Task – Your copy of the material below should match it exactly, except that it holds no pictures.

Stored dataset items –
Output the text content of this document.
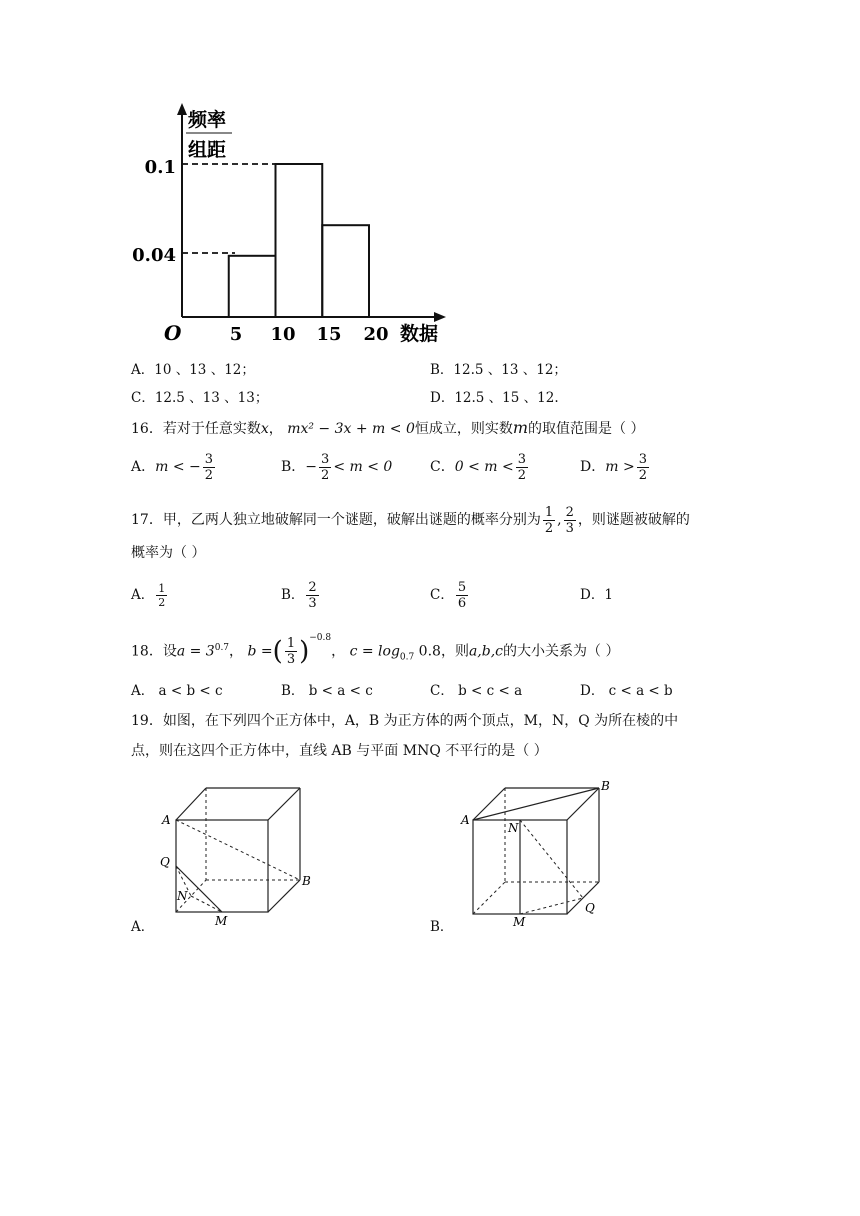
频率
组距
0.1
0.04
O	5 10 15 20 数据
A．10 、13 、12；	B．12.5 、13 、12；
C．12.5 、13 、13；	D．12.5 、15 、12.
16．若对于任意实数x， mx² − 3x + m < 0恒成立，则实数m的取值范围是（ ）
A．m < − $\frac{3}{2}$	B．− $\frac{3}{2} < m < 0$	C．$0 < m < \frac{3}{2}$	D．$m > \frac{3}{2}$
17．甲，乙两人独立地破解同一个谜题，破解出谜题的概率分别为 $\frac{1}{2}$ , $\frac{2}{3}$ ，则谜题被破解的
概率为（ ）
A． $\frac{1}{2}$	B． $\frac{2}{3}$	C． $\frac{5}{6}$	D．1
18．设$a = 3^{0.7}$， b =( $\frac{1}{3} )^{-0.8}$， $c = \log_{0.7} 0.8$，则a,b,c的大小关系为（ ）
A． a < b < c	B． b < a < c	C． b < c < a	D． c < a < b
19．如图，在下列四个正方体中，A，B 为正方体的两个顶点，M，N，Q 为所在棱的中
点，则在这四个正方体中，直线 AB 与平面 MNQ 不平行的是（ ）
A
B
Q
N
M
A．
A
B
N
M
Q
B．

Task result –
Output the text content of this document.
频率
组距
0.1
0.04
O	5 10 15 20 数据
A．10 、13 、12；	B．12.5 、13 、12；
C．12.5 、13 、13；	D．12.5 、15 、12.
16．若对于任意实数x， mx² − 3x + m < 0恒成立，则实数m的取值范围是（ ）
A．m < − $\frac{3}{2}$	B．− $\frac{3}{2} < m < 0$	C．$0 < m < \frac{3}{2}$	D．$m > \frac{3}{2}$
17．甲，乙两人独立地破解同一个谜题，破解出谜题的概率分别为 $\frac{1}{2}$ , $\frac{2}{3}$ ，则谜题被破解的
概率为（ ）
A． $\frac{1}{2}$	B． $\frac{2}{3}$	C． $\frac{5}{6}$	D．1
18．设$a = 3^{0.7}$， b =( $\frac{1}{3} )^{-0.8}$， $c = \log_{0.7} 0.8$，则a,b,c的大小关系为（ ）
A． a < b < c	B． b < a < c	C． b < c < a	D． c < a < b
19．如图，在下列四个正方体中，A，B 为正方体的两个顶点，M，N，Q 为所在棱的中
点，则在这四个正方体中，直线 AB 与平面 MNQ 不平行的是（ ）
A
B
Q
N
M
A．
A
B
N
M
Q
B．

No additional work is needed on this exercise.